### [Dataset entries]

#####

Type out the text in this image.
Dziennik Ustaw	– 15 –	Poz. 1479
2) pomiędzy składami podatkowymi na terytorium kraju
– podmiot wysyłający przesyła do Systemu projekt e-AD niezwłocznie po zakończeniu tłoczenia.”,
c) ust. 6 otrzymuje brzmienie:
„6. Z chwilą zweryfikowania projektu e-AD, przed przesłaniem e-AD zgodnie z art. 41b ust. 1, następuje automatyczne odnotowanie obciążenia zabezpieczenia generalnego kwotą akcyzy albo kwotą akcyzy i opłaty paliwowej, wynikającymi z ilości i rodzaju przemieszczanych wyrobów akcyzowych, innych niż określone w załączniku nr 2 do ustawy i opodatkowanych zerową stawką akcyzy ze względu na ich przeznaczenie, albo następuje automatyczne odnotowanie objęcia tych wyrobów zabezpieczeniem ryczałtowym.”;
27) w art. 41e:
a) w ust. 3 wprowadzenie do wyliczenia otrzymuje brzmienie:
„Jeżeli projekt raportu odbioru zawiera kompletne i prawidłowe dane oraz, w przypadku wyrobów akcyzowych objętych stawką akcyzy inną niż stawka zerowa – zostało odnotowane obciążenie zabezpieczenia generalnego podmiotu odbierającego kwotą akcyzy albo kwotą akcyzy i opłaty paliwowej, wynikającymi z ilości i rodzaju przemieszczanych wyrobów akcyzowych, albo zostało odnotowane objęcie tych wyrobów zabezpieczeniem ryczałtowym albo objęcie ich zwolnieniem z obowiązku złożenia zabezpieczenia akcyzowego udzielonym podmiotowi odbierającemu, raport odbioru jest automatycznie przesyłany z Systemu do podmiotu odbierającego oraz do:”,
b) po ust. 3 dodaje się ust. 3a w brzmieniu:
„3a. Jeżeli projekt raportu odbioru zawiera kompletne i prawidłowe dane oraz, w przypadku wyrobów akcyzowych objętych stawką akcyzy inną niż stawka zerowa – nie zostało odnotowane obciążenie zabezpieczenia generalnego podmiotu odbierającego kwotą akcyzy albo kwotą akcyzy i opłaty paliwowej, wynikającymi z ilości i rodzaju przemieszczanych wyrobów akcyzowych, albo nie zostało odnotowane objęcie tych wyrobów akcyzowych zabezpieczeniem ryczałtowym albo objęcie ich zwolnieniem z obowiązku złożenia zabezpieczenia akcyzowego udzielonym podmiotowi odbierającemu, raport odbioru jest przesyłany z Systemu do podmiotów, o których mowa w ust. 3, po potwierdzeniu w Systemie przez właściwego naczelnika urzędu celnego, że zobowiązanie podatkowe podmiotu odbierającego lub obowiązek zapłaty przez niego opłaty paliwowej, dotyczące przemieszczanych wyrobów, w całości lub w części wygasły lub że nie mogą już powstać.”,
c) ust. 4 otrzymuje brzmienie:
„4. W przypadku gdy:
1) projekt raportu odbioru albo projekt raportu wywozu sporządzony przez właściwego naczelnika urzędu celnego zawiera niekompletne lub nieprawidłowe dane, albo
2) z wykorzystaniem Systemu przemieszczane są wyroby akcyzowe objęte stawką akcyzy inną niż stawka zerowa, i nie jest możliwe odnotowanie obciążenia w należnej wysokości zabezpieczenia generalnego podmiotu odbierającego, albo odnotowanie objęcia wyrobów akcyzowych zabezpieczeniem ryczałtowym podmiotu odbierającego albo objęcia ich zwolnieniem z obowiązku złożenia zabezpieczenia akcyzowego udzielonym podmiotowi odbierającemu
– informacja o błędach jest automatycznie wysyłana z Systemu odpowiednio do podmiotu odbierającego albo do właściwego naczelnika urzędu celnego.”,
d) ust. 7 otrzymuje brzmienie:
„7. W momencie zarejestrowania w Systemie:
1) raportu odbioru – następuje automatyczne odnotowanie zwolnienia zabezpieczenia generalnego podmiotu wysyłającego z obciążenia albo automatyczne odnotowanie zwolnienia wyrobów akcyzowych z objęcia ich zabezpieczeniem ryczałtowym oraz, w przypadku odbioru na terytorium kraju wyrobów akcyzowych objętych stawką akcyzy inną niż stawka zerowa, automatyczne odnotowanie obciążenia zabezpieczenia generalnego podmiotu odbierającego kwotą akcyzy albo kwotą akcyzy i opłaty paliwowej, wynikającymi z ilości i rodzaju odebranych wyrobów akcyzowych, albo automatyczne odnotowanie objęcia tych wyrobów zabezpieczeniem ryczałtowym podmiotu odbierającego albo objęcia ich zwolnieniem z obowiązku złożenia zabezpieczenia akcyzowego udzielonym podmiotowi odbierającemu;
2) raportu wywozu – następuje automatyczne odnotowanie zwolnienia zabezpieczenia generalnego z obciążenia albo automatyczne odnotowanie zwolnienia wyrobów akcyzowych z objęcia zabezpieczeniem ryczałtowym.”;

#####

Of the lines in the data above, how many contain the word "naczelnika"? Give only that figure.

### [Response for this exercise]
3